● **Selected excerpt**
++++++++
My Experiences at the United Nations

MET League of Colleges has provided a golden opportunity to its management students to be an integral part of the NGO Section at the United Nations' Headquarters in New York. I consider myself fortunate to be part of the contingent that served at the UN Economic & Social Council in the winter of 2004-05. It goes without saying that the enthusiasm among METizens for grabbing this break has gone up tremendously. It is proof enough from the number of applicants that soared beyond hundred last winter!

For the first time since the inception of the UN-ECOSOC project two years ago, the selection panel decided to make the process of choosing candidates more comprehensive and challenging. In addition to the regular interview sessions with the faculty of the school and the mentor at the UN, we had to undergo two additional rounds. One round involved essay submissions and the other was an interview with our Trustee.

It was Dassera when I got the news that I had been selected to be a part of the Winter Mission of the UN-ECOSOC. My joy knew no bounds! On what better day could I have been given such great news! From that time on until I left Mumbai on November 19, 2004, the four of us - Shweta, Purva, Bhavin and myself plunged into preparations for the trip ahead of us.

To add to our excitement, we had a generous de-brief from the pioneer group of students that had visited UN in the Summer of 2002 to set up what is now a familiar term among METizens- "The Paperless Committee" (a record management and an electronic meeting system for the Committee on NGOs). It dawned on us that the work we were chosen for was of a unique nature and that we were to be part of a forum of delegates from all over the globe!

The euphoria among the group was immense. It was as though New York was waiting with open arms for us to arrive. I touched down at John F. Kennedy airport after dusk and my first day in the USA was full of warmth that my hosts gave me in what would otherwise be called a cold, wintry night.
++++++++
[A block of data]
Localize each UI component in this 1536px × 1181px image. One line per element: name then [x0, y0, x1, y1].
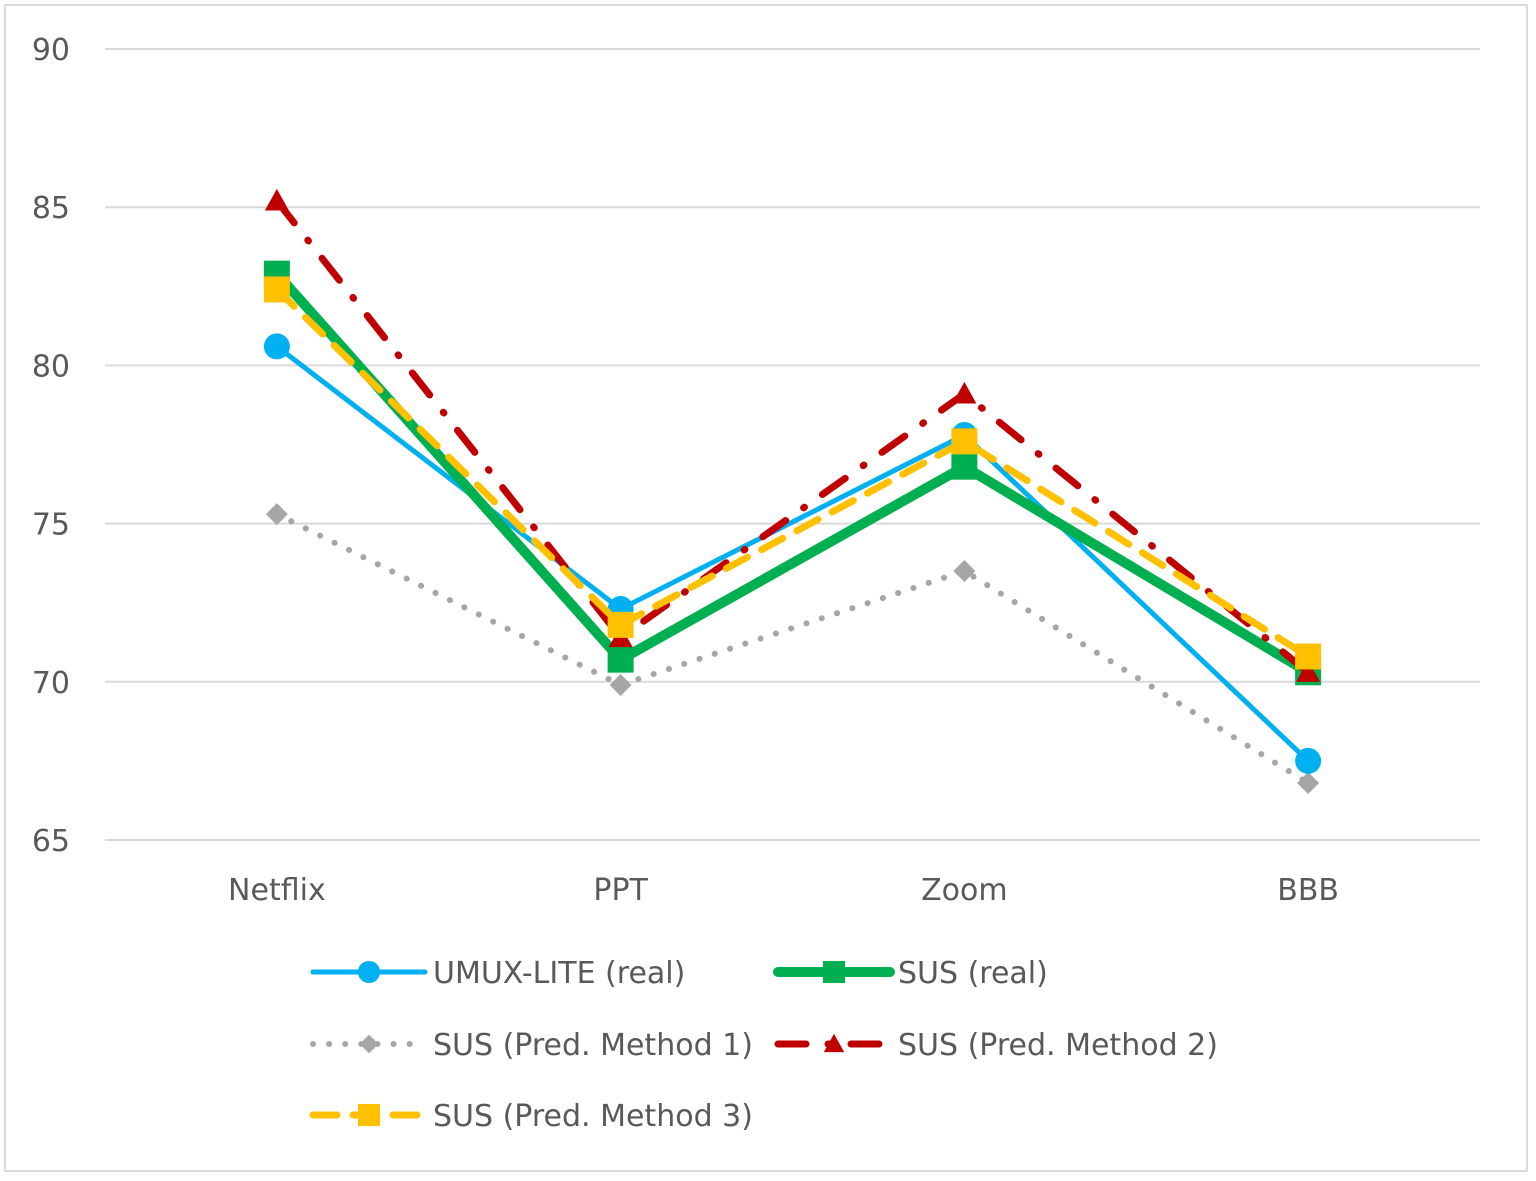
y-tick-label: 75	[32, 508, 70, 543]
x-tick-label: BBB	[1277, 873, 1339, 908]
legend-item: UMUX-LITE (real)	[310, 956, 685, 991]
y-tick-label: 65	[32, 824, 70, 859]
series-umux-lite-real-	[263, 333, 1322, 774]
triangle-marker	[823, 1033, 845, 1053]
legend-item: SUS (real)	[773, 956, 1048, 991]
legend: UMUX-LITE (real) SUS (real) SUS (Pred. Met…	[309, 956, 1218, 1134]
square-marker	[951, 453, 978, 480]
diamond-marker	[1297, 772, 1320, 795]
square-marker	[951, 428, 978, 455]
diamond-marker	[359, 1034, 379, 1054]
diamond-marker	[953, 560, 976, 583]
x-tick-label: PPT	[593, 873, 648, 908]
triangle-marker	[264, 188, 289, 211]
series-line	[274, 343, 1311, 764]
x-tick-label: Netflix	[228, 873, 326, 908]
triangle-marker	[1296, 660, 1321, 682]
legend-label: SUS (Pred. Method 2)	[898, 1028, 1218, 1063]
square-marker	[1295, 643, 1322, 670]
diamond-marker	[265, 503, 288, 526]
legend-label: SUS (Pred. Method 3)	[433, 1099, 753, 1134]
x-tick-label: Zoom	[921, 873, 1007, 908]
legend-item: SUS (Pred. Method 1)	[310, 1028, 753, 1063]
diamond-marker	[609, 673, 632, 696]
series-line	[271, 268, 1314, 678]
y-tick-label: 90	[32, 33, 70, 68]
circle-marker	[1295, 747, 1322, 774]
legend-label: SUS (Pred. Method 1)	[433, 1028, 753, 1063]
legend-label: UMUX-LITE (real)	[433, 956, 685, 991]
legend-item: SUS (Pred. Method 3)	[309, 1099, 753, 1134]
y-tick-label: 80	[32, 349, 70, 384]
triangle-marker	[952, 381, 977, 404]
square-marker	[263, 276, 290, 303]
series-line	[273, 197, 1312, 676]
gridlines	[105, 48, 1480, 841]
circle-marker	[357, 960, 381, 984]
square-marker	[607, 646, 634, 673]
series-line	[273, 285, 1312, 660]
series-line	[273, 511, 1312, 787]
chart-frame	[4, 4, 1528, 1172]
y-tick-label: 85	[32, 191, 70, 226]
legend-item: SUS (Pred. Method 2)	[774, 1028, 1218, 1063]
square-marker	[357, 1103, 381, 1127]
circle-marker	[263, 333, 290, 360]
y-tick-label: 70	[32, 666, 70, 701]
x-axis-ticks: Netflix PPT Zoom BBB	[228, 873, 1339, 908]
legend-label: SUS (real)	[898, 956, 1048, 991]
series-sus-pred-method-3-	[263, 276, 1322, 670]
y-axis-ticks: 65 70 75 80 85 90	[32, 33, 70, 859]
series-sus-pred-method-1-	[265, 503, 1320, 795]
series-group	[263, 188, 1322, 795]
square-marker	[607, 611, 634, 638]
square-marker	[822, 960, 846, 984]
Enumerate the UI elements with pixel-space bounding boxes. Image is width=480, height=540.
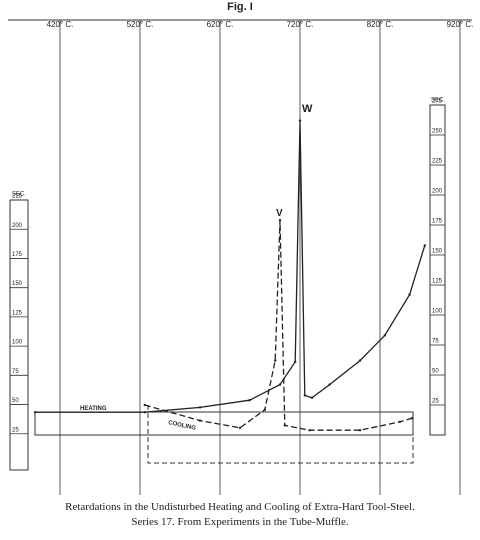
++++++++
● **Jobs**
- A) In two sentences, summarize the account of experiences at the United Nations.
- B) Answer these questions using the account of experiences at the United Nations:
(i) How many students applied last winter?
(ii) On what day did the writer learn of being selected?
(iii) What is "The Paperless Committee"?
- C) Pick up the account of experiences at the United Nations after its final sentence and continue it.

● **Final answers**
- A) MET League of Colleges gives its management students the chance to serve in the NGO Section at UN Headquarters in New York. The writer was chosen for the Winter Mission of the UN-ECOSOC in 2004-05 through a selection process that added essay submissions and a Trustee interview, and then prepared with three others and heard a de-brief from the pioneer group that set up "The Paperless Committee."

- B)
(i) More than a hundred.
(ii) Dassera.
(iii) A record management and electronic meeting system for the Committee on NGOs.

- C)
My first day at work was filled with social extravaganza and I must admit that I have never had the pleasure of meeting a bunch of people with such diverse origins! I was on cloud nine when I absorbed the fact that I was going to spend the next three months with such interesting people and not to mention, individuals of such high calibre! The NGO Section is one of the few departments in the Secretariat of the UN that has interns throughout the year!

Our friend, philosopher and guide Meena Sur has given us, what I can confidently call a treasure for life! A tough taskmaster and a highly energetic individual, Meena possesses the true qualities of a perfectionist and an ideal facilitator. As my memory races back to the first week that I spent in our cozy little "Paperless Committee" cabin, I recall the number of times I wrote and re-wrote memos of communication to various personnel while sipping my cup of 'freshly brewed medium roast' coffee (recommended as an adrenaline gusher by Meena). 'Nothing is good enough until you think it is perfect' is Meena's magic mantra. I cannot agree more.

As we delved into the daily routine of the department, we realised that the work done by NGOs is not only difficult And time consuming, but also involves a humungous amount of communication and follow-up. Unlike the general impression of a 'laid back attitude' that people have of NGOs and organisations dealing with NGOs, we discovered that besides being challenging, the work demanded tolerance for different cultures and the elderly (note that a significant number of people running NGOs are elderly). But we were not left alone to face this situation. Erdwine Antonio Marie was our messiah when it came to dealing with executives of NGOs. Erdwine assists Hanifa Mezoui (Chief of the NGO Section) in administrative tasks, but as a new comer to the department, many interns are convinced that she is the boss. A person with a heart of pure gold, Erdwine is straightforward and a very helpful soul. The day I bumped into her, I was intimidated by the way she asked me what I was doing there. I must confess that she is a bundle of joy and the life of the department because of the witty sense of humour that she has! (Peace! Erdwine, if you are reading this.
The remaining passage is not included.